Go through the entries below and copy each line containing the word "calculations".

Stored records
** begin **

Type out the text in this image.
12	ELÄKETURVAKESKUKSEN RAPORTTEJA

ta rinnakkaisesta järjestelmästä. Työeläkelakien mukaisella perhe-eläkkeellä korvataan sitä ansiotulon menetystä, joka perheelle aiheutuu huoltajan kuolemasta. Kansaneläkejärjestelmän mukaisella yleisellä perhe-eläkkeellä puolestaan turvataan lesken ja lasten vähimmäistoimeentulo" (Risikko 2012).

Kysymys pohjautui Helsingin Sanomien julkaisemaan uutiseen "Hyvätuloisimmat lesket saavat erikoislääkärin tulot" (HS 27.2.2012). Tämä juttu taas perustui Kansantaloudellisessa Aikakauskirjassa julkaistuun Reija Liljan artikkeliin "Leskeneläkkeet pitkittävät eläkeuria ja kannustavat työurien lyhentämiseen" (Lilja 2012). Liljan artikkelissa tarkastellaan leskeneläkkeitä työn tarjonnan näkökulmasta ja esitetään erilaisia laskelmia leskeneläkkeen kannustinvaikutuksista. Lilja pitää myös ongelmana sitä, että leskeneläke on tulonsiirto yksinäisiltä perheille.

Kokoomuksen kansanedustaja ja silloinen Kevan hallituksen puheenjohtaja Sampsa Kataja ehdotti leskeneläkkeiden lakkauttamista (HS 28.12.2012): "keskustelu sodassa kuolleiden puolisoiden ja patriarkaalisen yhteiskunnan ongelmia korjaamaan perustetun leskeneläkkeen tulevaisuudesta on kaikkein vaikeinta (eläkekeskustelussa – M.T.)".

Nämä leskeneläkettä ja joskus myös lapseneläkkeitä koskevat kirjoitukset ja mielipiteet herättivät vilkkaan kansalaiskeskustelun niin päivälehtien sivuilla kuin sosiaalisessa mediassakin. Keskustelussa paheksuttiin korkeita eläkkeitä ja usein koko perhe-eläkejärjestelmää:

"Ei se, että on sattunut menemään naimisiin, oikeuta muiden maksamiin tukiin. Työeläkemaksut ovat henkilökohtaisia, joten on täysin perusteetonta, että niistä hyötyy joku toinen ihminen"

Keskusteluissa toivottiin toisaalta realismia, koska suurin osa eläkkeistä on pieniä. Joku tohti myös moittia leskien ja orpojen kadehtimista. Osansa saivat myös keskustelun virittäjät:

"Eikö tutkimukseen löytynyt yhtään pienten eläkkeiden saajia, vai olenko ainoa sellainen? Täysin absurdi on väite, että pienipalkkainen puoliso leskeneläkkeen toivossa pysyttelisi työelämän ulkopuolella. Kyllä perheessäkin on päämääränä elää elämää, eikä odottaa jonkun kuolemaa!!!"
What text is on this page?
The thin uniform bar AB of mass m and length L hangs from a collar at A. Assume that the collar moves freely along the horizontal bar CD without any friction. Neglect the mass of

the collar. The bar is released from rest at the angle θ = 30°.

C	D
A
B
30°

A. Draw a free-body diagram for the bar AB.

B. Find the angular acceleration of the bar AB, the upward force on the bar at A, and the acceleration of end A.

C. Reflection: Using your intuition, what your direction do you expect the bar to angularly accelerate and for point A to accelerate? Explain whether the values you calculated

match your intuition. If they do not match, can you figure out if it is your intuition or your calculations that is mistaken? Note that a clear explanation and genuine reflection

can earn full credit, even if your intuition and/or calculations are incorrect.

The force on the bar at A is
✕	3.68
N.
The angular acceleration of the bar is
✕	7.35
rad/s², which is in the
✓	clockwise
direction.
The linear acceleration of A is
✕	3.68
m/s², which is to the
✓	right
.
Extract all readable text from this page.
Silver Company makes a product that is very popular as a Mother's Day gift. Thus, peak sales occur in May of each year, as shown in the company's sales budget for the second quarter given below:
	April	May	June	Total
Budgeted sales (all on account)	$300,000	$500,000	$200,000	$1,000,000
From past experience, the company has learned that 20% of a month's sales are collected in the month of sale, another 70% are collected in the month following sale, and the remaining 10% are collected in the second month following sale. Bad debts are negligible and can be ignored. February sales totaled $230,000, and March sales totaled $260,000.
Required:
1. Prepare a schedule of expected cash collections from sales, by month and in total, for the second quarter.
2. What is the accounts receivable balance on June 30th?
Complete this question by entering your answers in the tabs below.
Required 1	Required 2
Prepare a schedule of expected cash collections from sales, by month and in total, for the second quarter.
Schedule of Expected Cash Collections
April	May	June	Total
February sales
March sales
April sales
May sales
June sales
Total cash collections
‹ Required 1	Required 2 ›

** end **

ANSWER TO THE EXERCISE:
match your intuition. If they do not match, can you figure out if it is your intuition or your calculations that is mistaken? Note that a clear explanation and genuine reflection
can earn full credit, even if your intuition and/or calculations are incorrect.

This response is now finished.